Exercise goal:
Read the records below. Copy each line where the string "report" occurs.

The records:
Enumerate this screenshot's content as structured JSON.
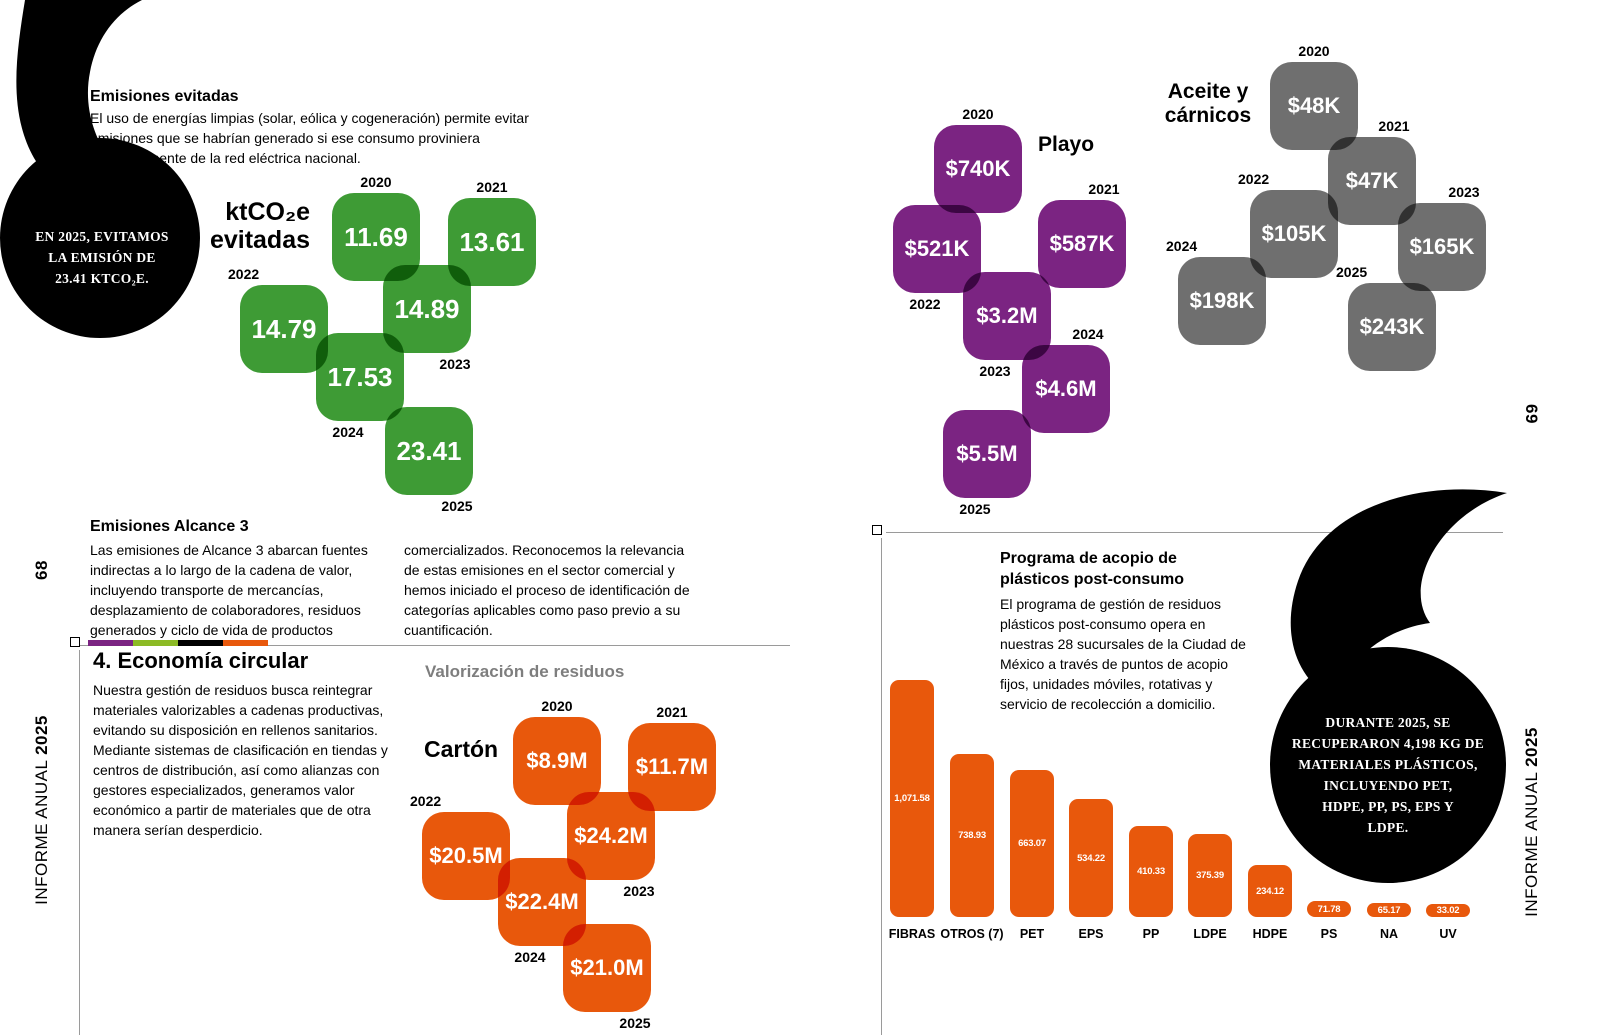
{
  "report": {
    "footer_label": "INFORME ANUAL",
    "footer_year": "2025",
    "page_left_number": "68",
    "page_right_number": "69"
  },
  "left_page": {
    "emisiones_evitadas": {
      "title": "Emisiones evitadas",
      "body": "El uso de energías limpias (solar, eólica y cogeneración) permite evitar emisiones que se habrían generado si ese consumo proviniera exclusivamente de la red eléctrica nacional.",
      "callout_lines": [
        "EN 2025, EVITAMOS",
        "LA EMISIÓN DE",
        "23.41 KTCO₂E."
      ]
    },
    "alcance3": {
      "title": "Emisiones Alcance 3",
      "col1": "Las emisiones de Alcance 3 abarcan fuentes indirectas a lo largo de la cadena de valor, incluyendo transporte de mercancías, desplazamiento de colaboradores, residuos generados y ciclo de vida de productos",
      "col2": "comercializados. Reconocemos la relevancia de estas emisiones en el sector comercial y hemos iniciado el proceso de identificación de categorías aplicables como paso previo a su cuantificación."
    },
    "economia_circular": {
      "title": "4. Economía circular",
      "body": "Nuestra gestión de residuos busca reintegrar materiales valorizables a cadenas productivas, evitando su disposición en rellenos sanitarios. Mediante sistemas de clasificación en tiendas y centros de distribución, así como alianzas con gestores especializados, generamos valor económico a partir de materiales que de otra manera serían desperdicio.",
      "section_title": "Valorización de residuos"
    }
  },
  "right_page": {
    "acopio": {
      "title": "Programa de acopio de plásticos post-consumo",
      "body": "El programa de gestión de residuos plásticos post-consumo opera en nuestras 28 sucursales de la Ciudad de México a través de puntos de acopio fijos, unidades móviles, rotativas y servicio de recolección a domicilio.",
      "callout_lines": [
        "DURANTE 2025, SE",
        "RECUPERARON 4,198 KG DE",
        "MATERIALES PLÁSTICOS,",
        "INCLUYENDO PET,",
        "HDPE, PP, PS, EPS Y",
        "LDPE."
      ]
    }
  },
  "colors": {
    "green": "#3E9B35",
    "orange": "#E8580C",
    "purple": "#7B2482",
    "gray": "#6F6F6F",
    "divider_green": "#8CBA25",
    "black": "#000000"
  },
  "divider_colors": [
    "#7B2482",
    "#8CBA25",
    "#000000",
    "#E8580C"
  ],
  "chart_data": [
    {
      "type": "tile",
      "title": "ktCO₂e evitadas",
      "color": "#3E9B35",
      "categories": [
        "2020",
        "2021",
        "2022",
        "2023",
        "2024",
        "2025"
      ],
      "values": [
        11.69,
        13.61,
        14.79,
        14.89,
        17.53,
        23.41
      ],
      "labels": [
        "11.69",
        "13.61",
        "14.79",
        "14.89",
        "17.53",
        "23.41"
      ],
      "unit": "ktCO₂e"
    },
    {
      "type": "tile",
      "title": "Cartón",
      "subtitle": "Valorización de residuos",
      "color": "#E8580C",
      "categories": [
        "2020",
        "2021",
        "2022",
        "2023",
        "2024",
        "2025"
      ],
      "values": [
        8.9,
        11.7,
        20.5,
        24.2,
        22.4,
        21.0
      ],
      "labels": [
        "$8.9M",
        "$11.7M",
        "$20.5M",
        "$24.2M",
        "$22.4M",
        "$21.0M"
      ],
      "unit": "MXN millions"
    },
    {
      "type": "tile",
      "title": "Playo",
      "color": "#7B2482",
      "categories": [
        "2020",
        "2021",
        "2022",
        "2023",
        "2024",
        "2025"
      ],
      "values": [
        740000,
        587000,
        521000,
        3200000,
        4600000,
        5500000
      ],
      "labels": [
        "$740K",
        "$587K",
        "$521K",
        "$3.2M",
        "$4.6M",
        "$5.5M"
      ],
      "unit": "MXN"
    },
    {
      "type": "tile",
      "title": "Aceite y cárnicos",
      "color": "#6F6F6F",
      "categories": [
        "2020",
        "2021",
        "2022",
        "2023",
        "2024",
        "2025"
      ],
      "values": [
        48000,
        47000,
        105000,
        165000,
        198000,
        243000
      ],
      "labels": [
        "$48K",
        "$47K",
        "$105K",
        "$165K",
        "$198K",
        "$243K"
      ],
      "unit": "MXN"
    },
    {
      "type": "bar",
      "title": "Programa de acopio de plásticos post-consumo",
      "categories": [
        "FIBRAS",
        "OTROS (7)",
        "PET",
        "EPS",
        "PP",
        "LDPE",
        "HDPE",
        "PS",
        "NA",
        "UV"
      ],
      "values": [
        1071.58,
        738.93,
        663.07,
        534.22,
        410.33,
        375.39,
        234.12,
        71.78,
        65.17,
        33.02
      ],
      "value_labels": [
        "1,071.58",
        "738.93",
        "663.07",
        "534.22",
        "410.33",
        "375.39",
        "234.12",
        "71.78",
        "65.17",
        "33.02"
      ],
      "unit": "kg",
      "ylim": [
        0,
        1071.58
      ]
    }
  ]
}
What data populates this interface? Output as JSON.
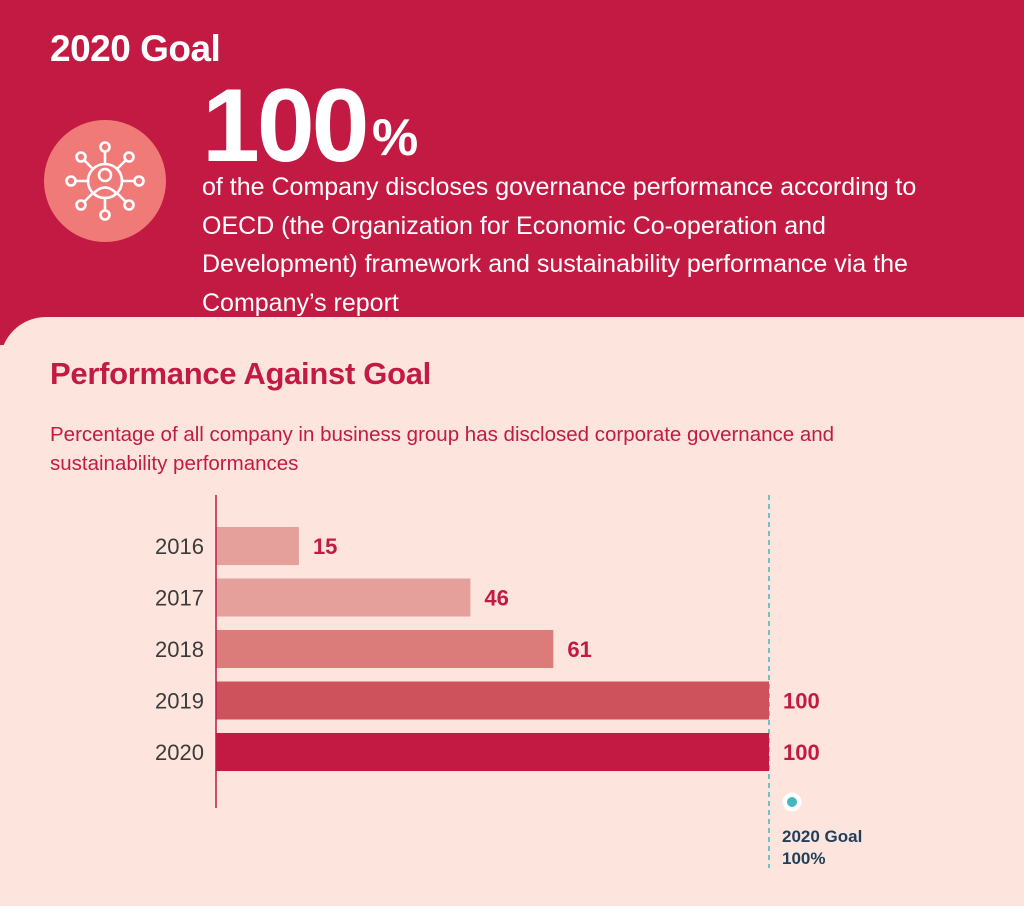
{
  "header": {
    "title": "2020 Goal",
    "big_value": "100",
    "big_unit": "%",
    "icon": "network-person-icon",
    "description": "of the Company discloses governance performance according to OECD (the Organization for Economic Co-operation and Development) framework and sustainability performance via the Company’s report"
  },
  "section": {
    "title": "Performance Against Goal",
    "subtitle": "Percentage of all company in business group has disclosed corporate governance and sustainability performances"
  },
  "colors": {
    "brand": "#c21a43",
    "icon_bg": "#f07a78",
    "background": "#fde5dd",
    "goal_line": "#43b7bf",
    "goal_text": "#1f3f5b"
  },
  "chart_data": {
    "type": "bar",
    "orientation": "horizontal",
    "categories": [
      "2016",
      "2017",
      "2018",
      "2019",
      "2020"
    ],
    "values": [
      15,
      46,
      61,
      100,
      100
    ],
    "bar_colors": [
      "#e5a09c",
      "#e5a09c",
      "#db7b7a",
      "#cd525c",
      "#c21a43"
    ],
    "xlim": [
      0,
      100
    ],
    "goal": {
      "value": 100,
      "label_line1": "2020 Goal",
      "label_line2": "100%"
    },
    "grid": false
  }
}
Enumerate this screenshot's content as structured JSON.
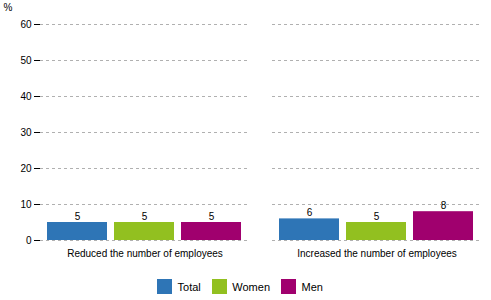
{
  "chart_data": {
    "type": "bar",
    "categories": [
      "Reduced the number of employees",
      "Increased the number of employees"
    ],
    "series": [
      {
        "name": "Total",
        "color": "#2E75B6",
        "values": [
          5,
          6
        ]
      },
      {
        "name": "Women",
        "color": "#92C020",
        "values": [
          5,
          5
        ]
      },
      {
        "name": "Men",
        "color": "#A0006E",
        "values": [
          5,
          8
        ]
      }
    ],
    "ylabel": "%",
    "ylim": [
      0,
      60
    ],
    "yticks": [
      0,
      10,
      20,
      30,
      40,
      50,
      60
    ],
    "grid": true,
    "legend": "bottom",
    "data_labels": true
  }
}
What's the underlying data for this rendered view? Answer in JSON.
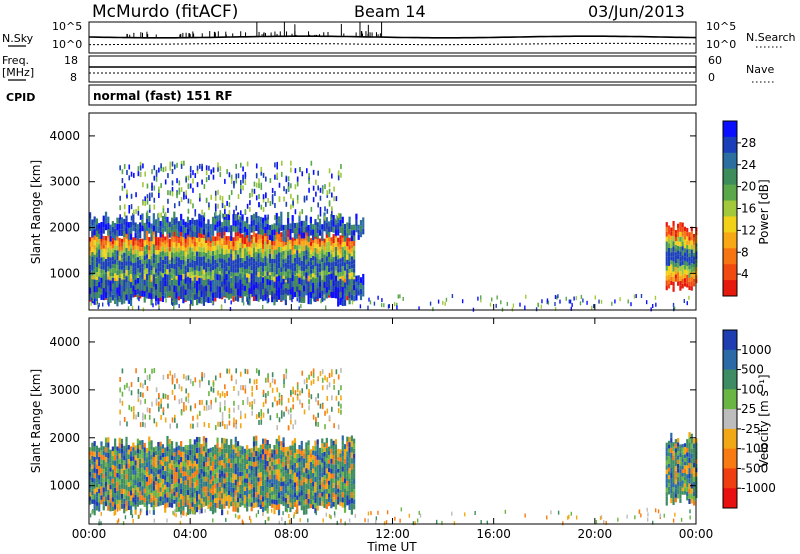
{
  "header": {
    "station": "McMurdo (fitACF)",
    "beam": "Beam 14",
    "date": "03/Jun/2013"
  },
  "status_panels": {
    "nsky_label": "N.Sky",
    "nsky_ticks": [
      "10^5",
      "10^0"
    ],
    "nsearch_label": "N.Search",
    "nsearch_ticks": [
      "10^5",
      "10^0"
    ],
    "freq_label": "Freq.",
    "freq_unit": "[MHz]",
    "freq_ticks": [
      "18",
      "8"
    ],
    "nave_label": "Nave",
    "nave_ticks": [
      "60",
      "0"
    ],
    "cpid_label": "CPID",
    "cpid_value": "normal (fast) 151 RF"
  },
  "chart_data": [
    {
      "type": "heatmap",
      "name": "power",
      "ylabel": "Slant Range [km]",
      "yticks": [
        1000,
        2000,
        3000,
        4000
      ],
      "ylim": [
        200,
        4500
      ],
      "xlim_hours": [
        0,
        24
      ],
      "colorbar": {
        "label": "Power [dB]",
        "ticks": [
          "28",
          "24",
          "20",
          "16",
          "12",
          "8",
          "4"
        ],
        "colors": [
          "#0a10ff",
          "#1b3fb8",
          "#2b6ea0",
          "#3d8c5c",
          "#5aa84a",
          "#a2c83c",
          "#f2d218",
          "#f7a814",
          "#f67412",
          "#f04a10",
          "#e61a0c"
        ]
      },
      "regions": [
        {
          "t0": 0.0,
          "t1": 10.5,
          "r0": 500,
          "r1": 1900,
          "level": "high"
        },
        {
          "t0": 0.0,
          "t1": 10.8,
          "r0": 400,
          "r1": 2200,
          "level": "low"
        },
        {
          "t0": 1.2,
          "t1": 10.0,
          "r0": 2200,
          "r1": 3400,
          "level": "scatter"
        },
        {
          "t0": 22.8,
          "t1": 24.0,
          "r0": 700,
          "r1": 2000,
          "level": "high"
        }
      ]
    },
    {
      "type": "heatmap",
      "name": "velocity",
      "ylabel": "Slant Range [km]",
      "yticks": [
        1000,
        2000,
        3000,
        4000
      ],
      "ylim": [
        200,
        4500
      ],
      "xlim_hours": [
        0,
        24
      ],
      "colorbar": {
        "label": "Velocity [m s⁻¹]",
        "ticks": [
          "1000",
          "500",
          "100",
          "25",
          "-25",
          "-100",
          "-500",
          "-1000"
        ],
        "colors": [
          "#1d3db0",
          "#2a6aa6",
          "#3e8c63",
          "#6ab642",
          "#bdbdbd",
          "#f2a814",
          "#f77a12",
          "#ef3e10",
          "#e81010"
        ]
      },
      "regions": [
        {
          "t0": 0.0,
          "t1": 10.5,
          "r0": 500,
          "r1": 1900,
          "level": "mixed"
        },
        {
          "t0": 1.2,
          "t1": 10.0,
          "r0": 2200,
          "r1": 3400,
          "level": "scatter"
        },
        {
          "t0": 22.8,
          "t1": 24.0,
          "r0": 700,
          "r1": 2000,
          "level": "mixed"
        }
      ]
    }
  ],
  "time_axis": {
    "ticks": [
      "00:00",
      "04:00",
      "08:00",
      "12:00",
      "16:00",
      "20:00",
      "00:00"
    ],
    "label": "Time UT"
  }
}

Result of the exercise:
  "report": {
    "description": "of the Company discloses governance performance according to OECD (the Organization for Economic Co-operation and Development) framework and sustainability performance via the Company’s report"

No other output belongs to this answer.